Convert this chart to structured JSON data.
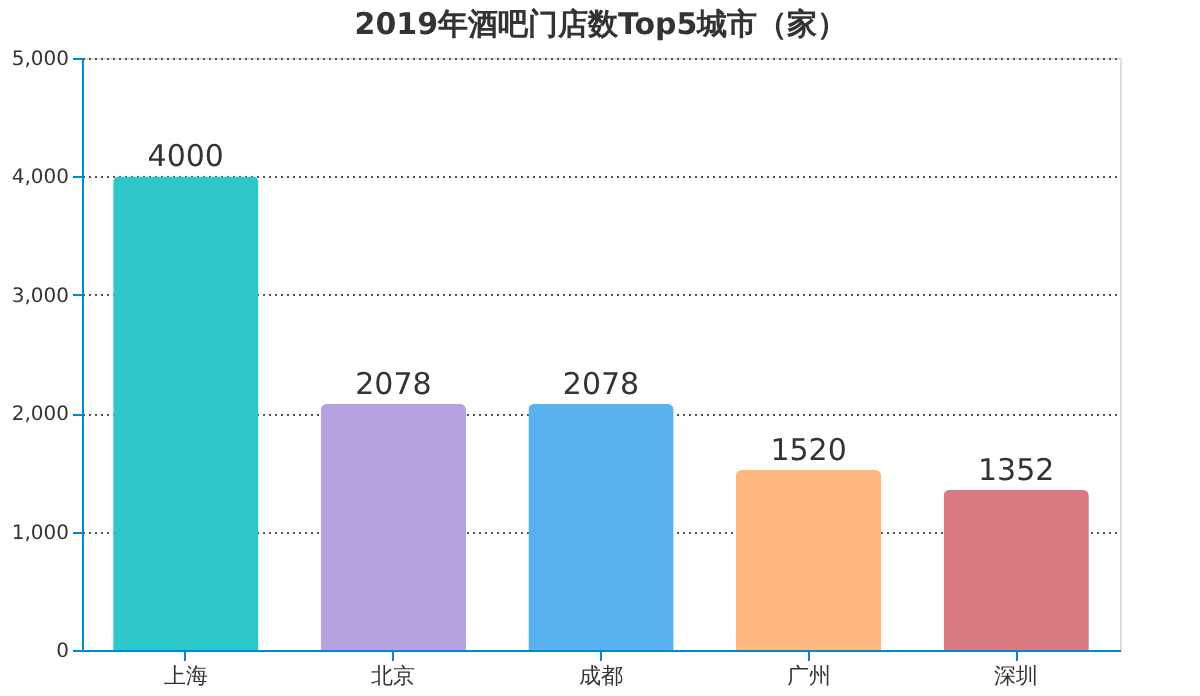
{
  "chart_data": {
    "type": "bar",
    "title": "2019年酒吧门店数Top5城市（家）",
    "categories": [
      "上海",
      "北京",
      "成都",
      "广州",
      "深圳"
    ],
    "values": [
      4000,
      2078,
      2078,
      1520,
      1352
    ],
    "colors": [
      "#2ec7c9",
      "#b6a2de",
      "#5ab1ef",
      "#ffb980",
      "#d87a80"
    ],
    "ylim": [
      0,
      5000
    ],
    "yticks": [
      0,
      {
        "value": 1000,
        "label": "1,000"
      },
      {
        "value": 2000,
        "label": "2,000"
      },
      {
        "value": 3000,
        "label": "3,000"
      },
      {
        "value": 4000,
        "label": "4,000"
      },
      {
        "value": 5000,
        "label": "5,000"
      }
    ],
    "grid": "y",
    "data_labels": true
  }
}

> _Objective_:
Repeat the data exactly in full, omitting its pictures.

> _Solution to this task_:
Convert this chart to structured JSON data.
{
  "chart_data": {
    "type": "bar",
    "title": "2019年酒吧门店数Top5城市（家）",
    "categories": [
      "上海",
      "北京",
      "成都",
      "广州",
      "深圳"
    ],
    "values": [
      4000,
      2078,
      2078,
      1520,
      1352
    ],
    "colors": [
      "#2ec7c9",
      "#b6a2de",
      "#5ab1ef",
      "#ffb980",
      "#d87a80"
    ],
    "ylim": [
      0,
      5000
    ],
    "yticks": [
      0,
      {
        "value": 1000,
        "label": "1,000"
      },
      {
        "value": 2000,
        "label": "2,000"
      },
      {
        "value": 3000,
        "label": "3,000"
      },
      {
        "value": 4000,
        "label": "4,000"
      },
      {
        "value": 5000,
        "label": "5,000"
      }
    ],
    "grid": "y",
    "data_labels": true
  }
}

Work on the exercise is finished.